Texte source:
-.-.-
C'est un roman incandescent. Une rencontre inoubliable avec des personnages brûlés par le soleil et par les conditions de vie difficiles dans cette Italie entre plage et sidérurgie. D'acier se lit dans un souffle, sur les traces de ces jeunes filles qui découvrent leur sensualité, de ce frère ouvrier qui veut garder sa dignité, de ce père magouilleur et violent… La traversée d'une écrivaine débutante, Silvia Avallone, qu'on parcourt le cœur haletant.

En 2013, Stefano Mordini a signé une adaptation cinématographique de ce premier roman. Ni le public ni la critique n'ont été subjugués par ce film. Ce printemps, c'est au tour du Neuchâtelois Robert Sandoz d'en proposer une adaptation pour la scène. Contrairement au cinéma qui pouvait plonger dans la mer azur et les braises rougeoyantes des hauts fourneaux, le metteur en scène romand devra restituer autrement ce climat brûlant. On peut lui faire confiance pour trouver un juste biais. Par le passé, il a réussi de très belles adaptations d'Antigone, roman d'Henry Bauchau, et de Blast, bande dessinée-culte de Manu Larcenet. Alternant récit indirect et jeu, les acteurs parvenaient à installer le climat tout en distillant la puissance des sentiments. Ici, de la puissance, il n'en manque pas. Cela devrait chauffer.
-.-.-
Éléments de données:
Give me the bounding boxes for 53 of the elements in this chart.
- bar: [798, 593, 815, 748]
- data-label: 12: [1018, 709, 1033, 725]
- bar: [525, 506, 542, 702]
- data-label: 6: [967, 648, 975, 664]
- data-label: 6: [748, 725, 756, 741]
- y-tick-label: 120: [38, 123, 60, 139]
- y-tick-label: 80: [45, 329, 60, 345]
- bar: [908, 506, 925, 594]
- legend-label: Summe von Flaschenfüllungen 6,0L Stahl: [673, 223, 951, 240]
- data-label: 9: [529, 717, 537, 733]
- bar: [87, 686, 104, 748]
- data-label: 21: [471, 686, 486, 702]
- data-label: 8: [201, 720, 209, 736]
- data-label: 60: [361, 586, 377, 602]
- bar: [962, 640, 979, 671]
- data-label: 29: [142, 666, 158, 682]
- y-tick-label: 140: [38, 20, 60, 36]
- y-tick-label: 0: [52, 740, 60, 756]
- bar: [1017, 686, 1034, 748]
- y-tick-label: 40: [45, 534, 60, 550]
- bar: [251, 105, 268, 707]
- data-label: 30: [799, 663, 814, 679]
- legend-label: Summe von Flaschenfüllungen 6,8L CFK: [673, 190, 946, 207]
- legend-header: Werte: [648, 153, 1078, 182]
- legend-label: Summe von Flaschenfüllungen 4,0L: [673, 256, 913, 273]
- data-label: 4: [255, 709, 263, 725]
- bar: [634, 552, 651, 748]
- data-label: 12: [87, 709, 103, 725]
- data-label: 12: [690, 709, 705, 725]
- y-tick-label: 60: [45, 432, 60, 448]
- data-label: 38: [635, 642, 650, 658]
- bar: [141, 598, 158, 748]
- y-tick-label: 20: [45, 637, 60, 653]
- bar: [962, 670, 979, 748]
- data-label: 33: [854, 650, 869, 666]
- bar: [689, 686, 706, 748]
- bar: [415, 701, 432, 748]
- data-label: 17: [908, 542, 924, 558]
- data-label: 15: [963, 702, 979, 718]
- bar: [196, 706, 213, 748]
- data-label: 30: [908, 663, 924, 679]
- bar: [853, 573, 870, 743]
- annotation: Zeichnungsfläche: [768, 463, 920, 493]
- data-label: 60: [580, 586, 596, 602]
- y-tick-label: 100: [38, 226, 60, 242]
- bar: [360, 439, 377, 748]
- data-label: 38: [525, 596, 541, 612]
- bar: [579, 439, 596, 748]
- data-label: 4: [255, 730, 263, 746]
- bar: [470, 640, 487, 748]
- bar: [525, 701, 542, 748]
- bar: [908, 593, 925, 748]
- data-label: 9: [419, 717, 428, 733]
-.-.-
Consigne 1: Selon le texte sur le roman D'acier, en quelle année Stefano Mordini en a-t-il signé une adaptation cinématographique ?
Consigne 2: Recopiez tout le passage du texte sur le roman D'acier allant de « C'est un roman » jusqu'à « le cœur haletant. ».

Réponse 1: En 2013.

Réponse 2:
C'est un roman incandescent. Une rencontre inoubliable avec des personnages brûlés par le soleil et par les conditions de vie difficiles dans cette Italie entre plage et sidérurgie. D'acier se lit dans un souffle, sur les traces de ces jeunes filles qui découvrent leur sensualité, de ce frère ouvrier qui veut garder sa dignité, de ce père magouilleur et violent… La traversée d'une écrivaine débutante, Silvia Avallone, qu'on parcourt le cœur haletant.